EXERCISE DESCRIPTION – Wherever the string "that" appears, copy the whole line.

SUPPLIED RECORDS –

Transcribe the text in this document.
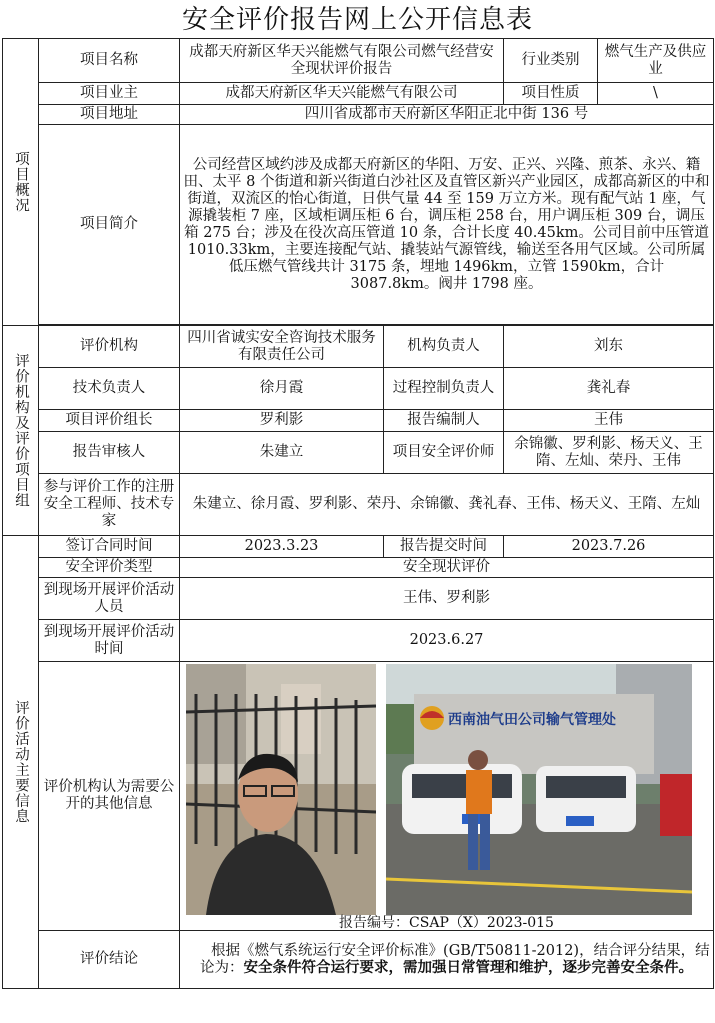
安全评价报告网上公开信息表
项目概况	项目名称	成都天府新区华天兴能燃气有限公司燃气经营安全现状评价报告		行业类别	燃气生产及供应业
	项目业主	成都天府新区华天兴能燃气有限公司		项目性质	\
	项目地址	四川省成都市天府新区华阳正北中街 136 号			
	项目简介	公司经营区域约涉及成都天府新区的华阳、万安、正兴、兴隆、煎茶、永兴、籍田、太平 8 个街道和新兴街道白沙社区及直管区新兴产业园区，成都高新区的中和街道，双流区的怡心街道，日供气量 44 至 159 万立方米。现有配气站 1 座，气源撬装柜 7 座，区域柜调压柜 6 台，调压柜 258 台，用户调压柜 309 台，调压箱 275 台；涉及在役次高压管道 10 条，合计长度 40.45km。公司目前中压管道 1010.33km，主要连接配气站、撬装站气源管线，输送至各用气区域。公司所属低压燃气管线共计 3175 条，埋地 1496km，立管 1590km，合计 3087.8km。阀井 1798 座。			

评价机构及评价项目组	评价机构	四川省诚实安全咨询技术服务有限责任公司	机构负责人	刘东	
	技术负责人	徐月霞	过程控制负责人	龚礼春	
	项目评价组长	罗利影	报告编制人	王伟	
	报告审核人	朱建立	项目安全评价师	余锦徽、罗利影、杨天义、王隋、左灿、荣丹、王伟	
	参与评价工作的注册安全工程师、技术专家	朱建立、徐月霞、罗利影、荣丹、余锦徽、龚礼春、王伟、杨天义、王隋、左灿			
评价活动主要信息	签订合同时间	2023.3.23	报告提交时间	2023.7.26	
	安全评价类型	安全现状评价			
	到现场开展评价活动人员	王伟、罗利影			
	到现场开展评价活动时间	2023.6.27			
	评价机构认为需要公开的其他信息	西南油气田公司输气管理处
报告编号：CSAP（X）2023-015			

	评价结论	根据《燃气系统运行安全评价标准》(GB/T50811-2012)，结合评分结果，结论为：安全条件符合运行要求，需加强日常管理和维护，逐步完善安全条件。			
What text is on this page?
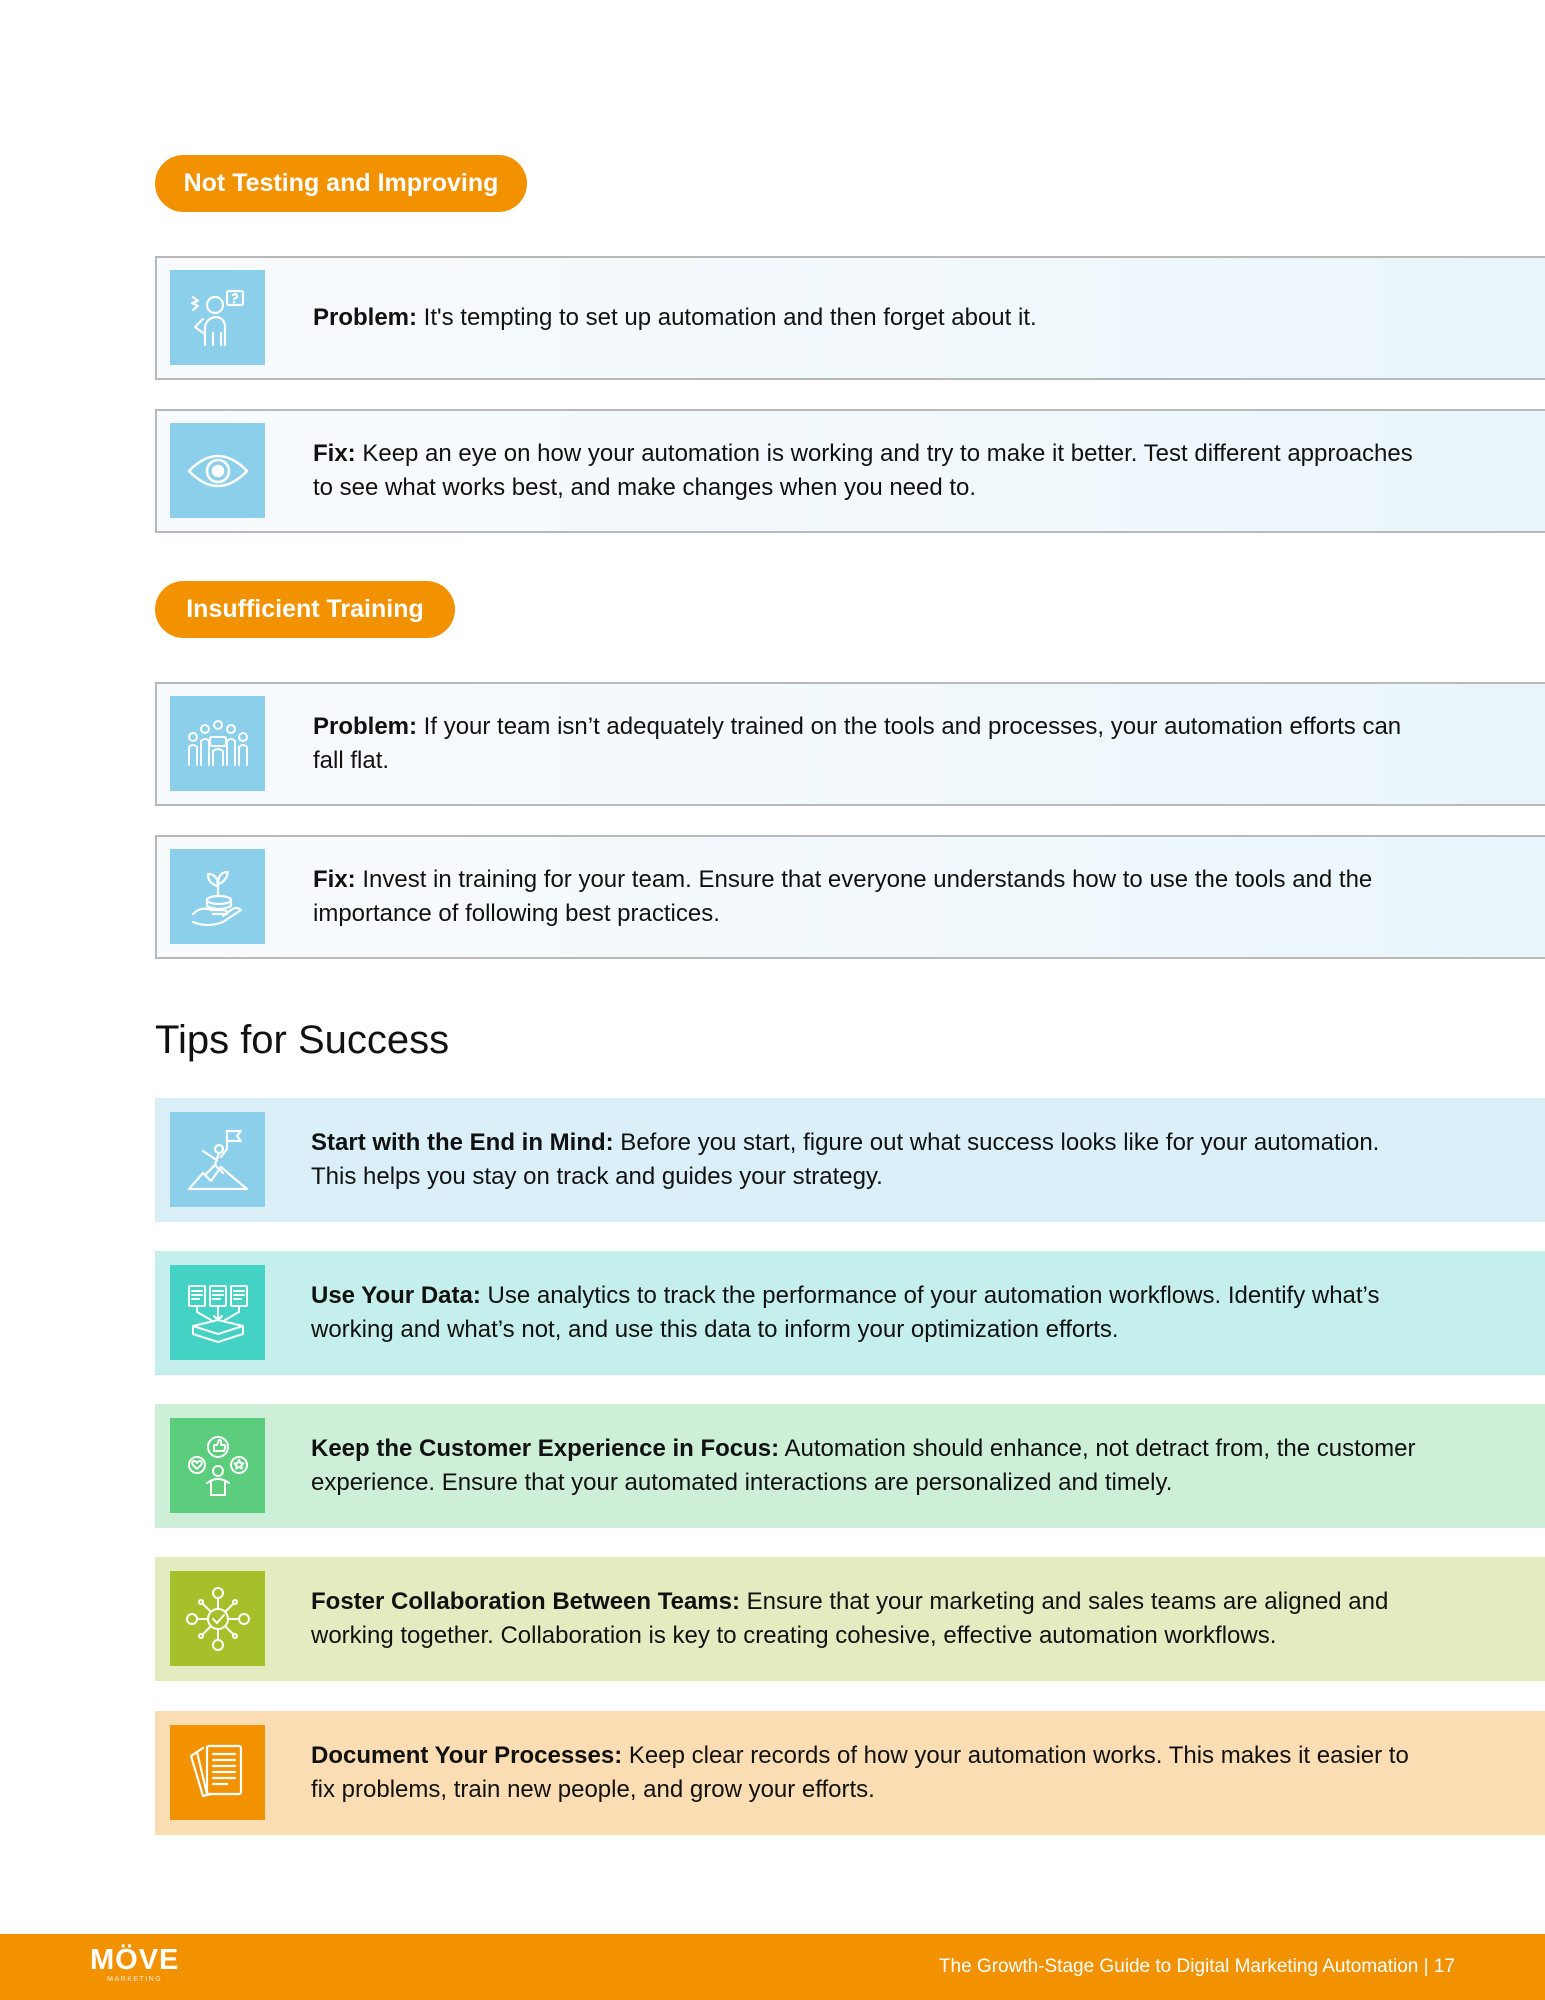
Not Testing and Improving

Problem: It's tempting to set up automation and then forget about it.

Fix: Keep an eye on how your automation is working and try to make it better. Test different approaches to see what works best, and make changes when you need to.

Insufficient Training

Problem: If your team isn’t adequately trained on the tools and processes, your automation efforts can fall flat.

Fix: Invest in training for your team. Ensure that everyone understands how to use the tools and the importance of following best practices.

Tips for Success

Start with the End in Mind: Before you start, figure out what success looks like for your automation. This helps you stay on track and guides your strategy.

Use Your Data: Use analytics to track the performance of your automation workflows. Identify what’s working and what’s not, and use this data to inform your optimization efforts.

Keep the Customer Experience in Focus: Automation should enhance, not detract from, the customer experience. Ensure that your automated interactions are personalized and timely.

Foster Collaboration Between Teams: Ensure that your marketing and sales teams are aligned and working together. Collaboration is key to creating cohesive, effective automation workflows.

Document Your Processes: Keep clear records of how your automation works. This makes it easier to fix problems, train new people, and grow your efforts.

MÖVE
MARKETING
The Growth-Stage Guide to Digital Marketing Automation | 17
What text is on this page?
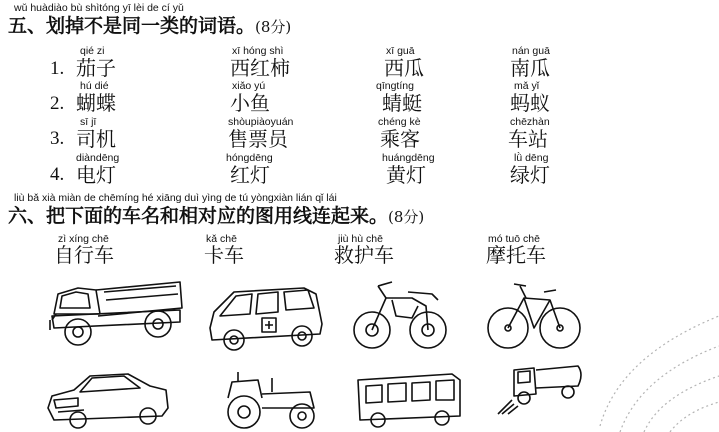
wǔ huàdiào bù shìtóng yī lèi de cí yǔ
五、划掉不是同一类的词语。(8分)
1.
qié zi
茄子
xī hóng shì
西红柿
xī guā
西瓜
nán guā
南瓜
2.
hú dié
蝴蝶
xiǎo yú
小鱼
qīngtíng
蜻蜓
mǎ yǐ
蚂蚁
3.
sī jī
司机
shòupiàoyuán
售票员
chéng kè
乘客
chēzhàn
车站
4.
diàndēng
电灯
hóngdēng
红灯
huángdēng
黄灯
lǜ dēng
绿灯
liù bǎ xià miàn de chēmíng hé xiāng duì yìng de tú yòngxiàn lián qǐ lái
六、把下面的车名和相对应的图用线连起来。(8分)
zì xíng chē
自行车
kǎ chē
卡车
jiù hù chē
救护车
mó tuō chē
摩托车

THE SOLUTION –
Fix: Invest in training for your team. Ensure that everyone understands how to use the tools and the importance of following best practices.
Keep the Customer Experience in Focus: Automation should enhance, not detract from, the customer experience. Ensure that your automated interactions are personalized and timely.
Foster Collaboration Between Teams: Ensure that your marketing and sales teams are aligned and working together. Collaboration is key to creating cohesive, effective automation workflows.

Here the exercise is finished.